● **WORK TO COMPLETE**
Your task is to print the material below exactly as presented.

****************************************

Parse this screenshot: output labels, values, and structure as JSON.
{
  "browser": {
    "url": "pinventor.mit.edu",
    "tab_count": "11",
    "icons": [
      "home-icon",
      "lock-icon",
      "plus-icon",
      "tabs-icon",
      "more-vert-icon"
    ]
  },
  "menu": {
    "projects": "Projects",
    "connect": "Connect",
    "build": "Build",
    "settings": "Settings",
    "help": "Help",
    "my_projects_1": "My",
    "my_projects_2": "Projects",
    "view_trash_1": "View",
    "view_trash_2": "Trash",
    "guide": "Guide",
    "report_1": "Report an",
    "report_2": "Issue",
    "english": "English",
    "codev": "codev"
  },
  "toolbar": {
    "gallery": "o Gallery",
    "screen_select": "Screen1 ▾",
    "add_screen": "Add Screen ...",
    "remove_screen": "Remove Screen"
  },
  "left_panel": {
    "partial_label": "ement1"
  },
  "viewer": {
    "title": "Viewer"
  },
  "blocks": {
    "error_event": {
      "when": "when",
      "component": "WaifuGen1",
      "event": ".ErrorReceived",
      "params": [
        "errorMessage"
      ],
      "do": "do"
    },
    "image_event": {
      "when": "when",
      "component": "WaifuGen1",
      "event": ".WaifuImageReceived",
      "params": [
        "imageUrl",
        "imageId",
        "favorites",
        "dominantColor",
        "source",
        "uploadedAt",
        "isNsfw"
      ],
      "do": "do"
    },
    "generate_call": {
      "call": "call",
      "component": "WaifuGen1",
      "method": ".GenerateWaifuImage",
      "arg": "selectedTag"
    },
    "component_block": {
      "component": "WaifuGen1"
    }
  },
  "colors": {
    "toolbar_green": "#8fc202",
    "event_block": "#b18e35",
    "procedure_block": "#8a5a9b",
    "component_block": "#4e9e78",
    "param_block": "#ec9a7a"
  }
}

****************************************

● **FULL OUTPUT**
Parse this screenshot: output labels, values, and structure as JSON.
{
  "browser": {
    "url": "pinventor.mit.edu",
    "tab_count": "11",
    "icons": [
      "home-icon",
      "lock-icon",
      "plus-icon",
      "tabs-icon",
      "more-vert-icon"
    ]
  },
  "menu": {
    "projects": "Projects",
    "connect": "Connect",
    "build": "Build",
    "settings": "Settings",
    "help": "Help",
    "my_projects_1": "My",
    "my_projects_2": "Projects",
    "view_trash_1": "View",
    "view_trash_2": "Trash",
    "guide": "Guide",
    "report_1": "Report an",
    "report_2": "Issue",
    "english": "English",
    "codev": "codev"
  },
  "toolbar": {
    "gallery": "o Gallery",
    "screen_select": "Screen1 ▾",
    "add_screen": "Add Screen ...",
    "remove_screen": "Remove Screen"
  },
  "left_panel": {
    "partial_label": "ement1"
  },
  "viewer": {
    "title": "Viewer"
  },
  "blocks": {
    "error_event": {
      "when": "when",
      "component": "WaifuGen1",
      "event": ".ErrorReceived",
      "params": [
        "errorMessage"
      ],
      "do": "do"
    },
    "image_event": {
      "when": "when",
      "component": "WaifuGen1",
      "event": ".WaifuImageReceived",
      "params": [
        "imageUrl",
        "imageId",
        "favorites",
        "dominantColor",
        "source",
        "uploadedAt",
        "isNsfw"
      ],
      "do": "do"
    },
    "generate_call": {
      "call": "call",
      "component": "WaifuGen1",
      "method": ".GenerateWaifuImage",
      "arg": "selectedTag"
    },
    "component_block": {
      "component": "WaifuGen1"
    }
  },
  "colors": {
    "toolbar_green": "#8fc202",
    "event_block": "#b18e35",
    "procedure_block": "#8a5a9b",
    "component_block": "#4e9e78",
    "param_block": "#ec9a7a"
  }
}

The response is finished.